▸ **Directive**: Repeat each entry as written, dropping any picture you find.

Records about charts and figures
▶
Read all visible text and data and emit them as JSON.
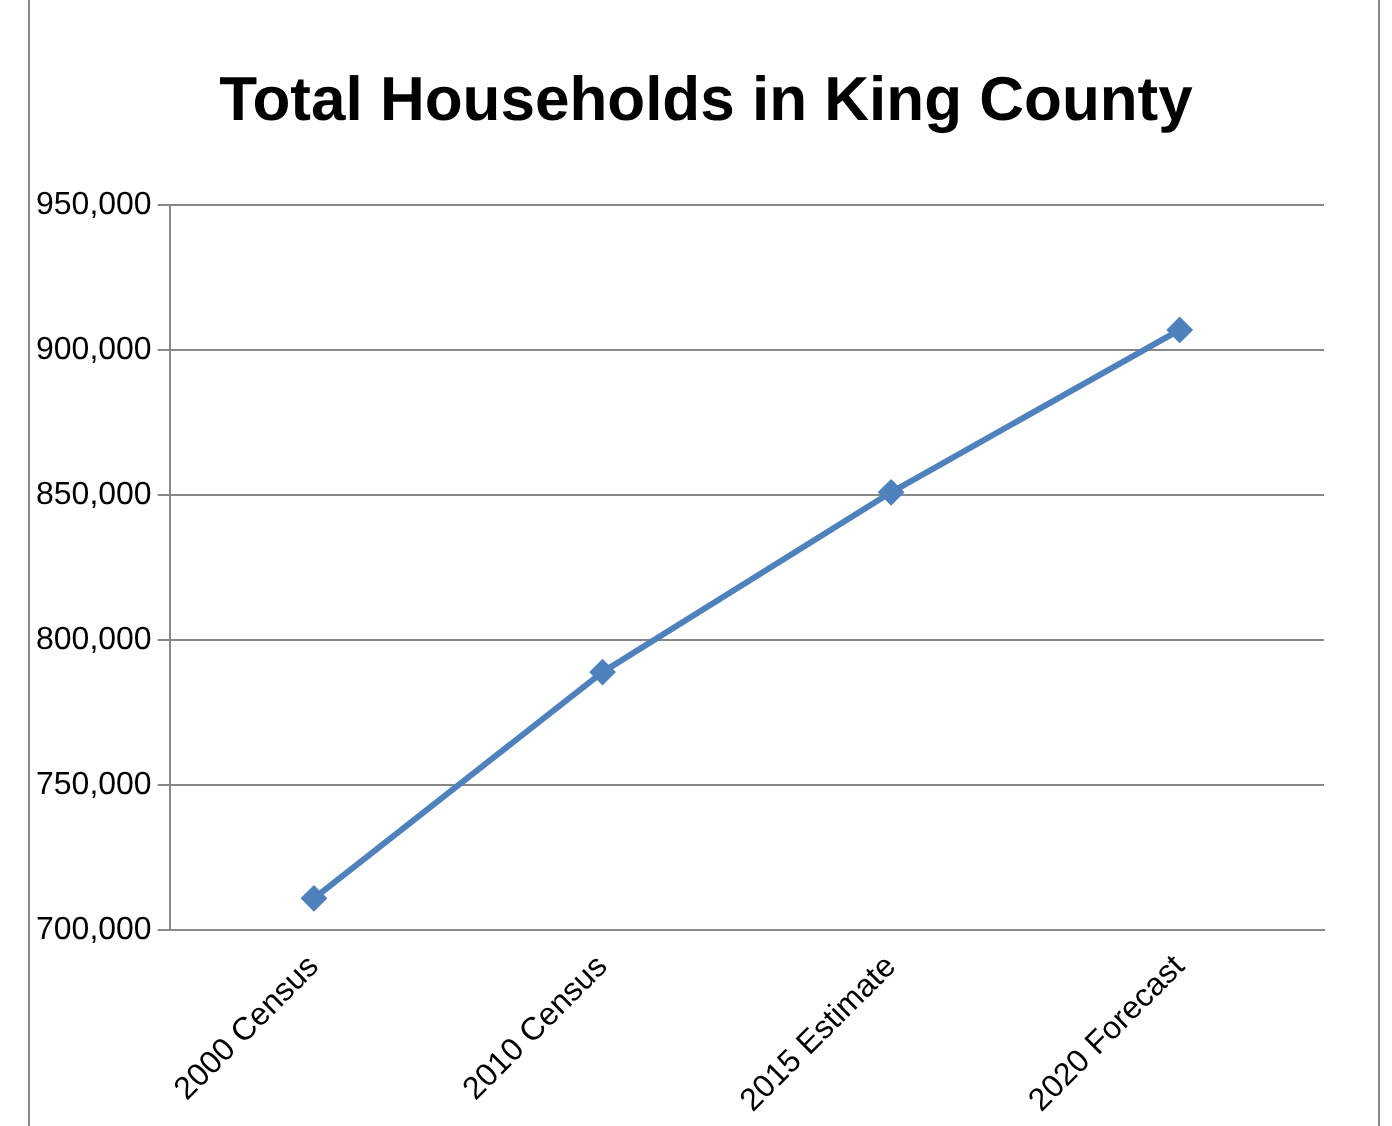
{
  "chart_data": {
    "type": "line",
    "title": "Total Households in King County",
    "categories": [
      "2000 Census",
      "2010 Census",
      "2015 Estimate",
      "2020 Forecast"
    ],
    "series": [
      {
        "color": "#4f81bd",
        "values": [
          711000,
          789000,
          851000,
          907000
        ]
      }
    ],
    "ylim": [
      700000,
      950000
    ],
    "yticks": [
      {
        "value": 700000,
        "label": "700,000"
      },
      {
        "value": 750000,
        "label": "750,000"
      },
      {
        "value": 800000,
        "label": "800,000"
      },
      {
        "value": 850000,
        "label": "850,000"
      },
      {
        "value": 900000,
        "label": "900,000"
      },
      {
        "value": 950000,
        "label": "950,000"
      }
    ],
    "grid": "y",
    "legend": false,
    "marker": "diamond",
    "line_style": "solid"
  }
}
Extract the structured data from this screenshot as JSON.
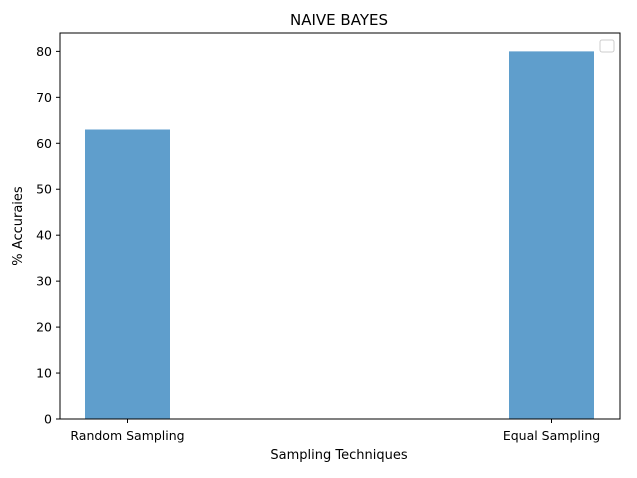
{
  "chart_data": {
    "type": "bar",
    "title": "NAIVE BAYES",
    "xlabel": "Sampling Techniques",
    "ylabel": "% Accuraies",
    "categories": [
      "Random Sampling",
      "Equal Sampling"
    ],
    "values": [
      63,
      80
    ],
    "ylim": [
      0,
      84
    ],
    "yticks": [
      0,
      10,
      20,
      30,
      40,
      50,
      60,
      70,
      80
    ],
    "grid": false,
    "legend": "top-right",
    "bar_color": "#5f9ecc"
  }
}
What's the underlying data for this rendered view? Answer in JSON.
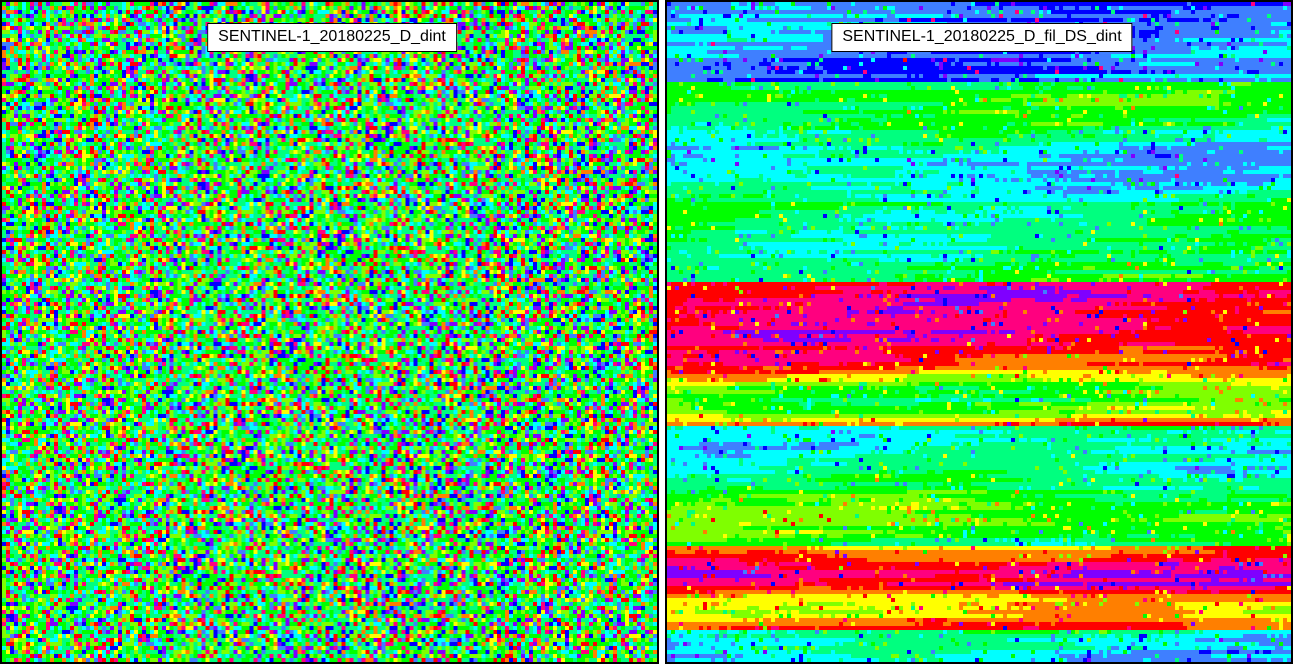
{
  "panels": [
    {
      "id": "left",
      "label": "SENTINEL-1_20180225_D_dint",
      "pattern": "noisy"
    },
    {
      "id": "right",
      "label": "SENTINEL-1_20180225_D_fil_DS_dint",
      "pattern": "filtered-streaks"
    }
  ],
  "colormap": [
    "#0000ff",
    "#3f7fff",
    "#00ffff",
    "#00ff7f",
    "#00ff00",
    "#7fff00",
    "#ffff00",
    "#ff7f00",
    "#ff0000",
    "#ff007f",
    "#7f00ff"
  ]
}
◀
▸ **Answer for the task**:
Read all visible text and data and emit them as JSON.
{
  "chart_data": {
    "type": "line",
    "title": "Total Households in King County",
    "categories": [
      "2000 Census",
      "2010 Census",
      "2015 Estimate",
      "2020 Forecast"
    ],
    "series": [
      {
        "color": "#4f81bd",
        "values": [
          711000,
          789000,
          851000,
          907000
        ]
      }
    ],
    "ylim": [
      700000,
      950000
    ],
    "yticks": [
      {
        "value": 700000,
        "label": "700,000"
      },
      {
        "value": 750000,
        "label": "750,000"
      },
      {
        "value": 800000,
        "label": "800,000"
      },
      {
        "value": 850000,
        "label": "850,000"
      },
      {
        "value": 900000,
        "label": "900,000"
      },
      {
        "value": 950000,
        "label": "950,000"
      }
    ],
    "grid": "y",
    "legend": false,
    "marker": "diamond",
    "line_style": "solid"
  }
}
Extract the structured data from this screenshot as JSON.
{
  "chart_data": {
    "type": "bar",
    "title": "NAIVE BAYES",
    "xlabel": "Sampling Techniques",
    "ylabel": "% Accuraies",
    "categories": [
      "Random Sampling",
      "Equal Sampling"
    ],
    "values": [
      63,
      80
    ],
    "ylim": [
      0,
      84
    ],
    "yticks": [
      0,
      10,
      20,
      30,
      40,
      50,
      60,
      70,
      80
    ],
    "grid": false,
    "legend": "top-right",
    "bar_color": "#5f9ecc"
  }
}
What's the underlying data for this rendered view? Answer in JSON.
{
  "panels": [
    {
      "id": "left",
      "label": "SENTINEL-1_20180225_D_dint",
      "pattern": "noisy"
    },
    {
      "id": "right",
      "label": "SENTINEL-1_20180225_D_fil_DS_dint",
      "pattern": "filtered-streaks"
    }
  ],
  "colormap": [
    "#0000ff",
    "#3f7fff",
    "#00ffff",
    "#00ff7f",
    "#00ff00",
    "#7fff00",
    "#ffff00",
    "#ff7f00",
    "#ff0000",
    "#ff007f",
    "#7f00ff"
  ]
}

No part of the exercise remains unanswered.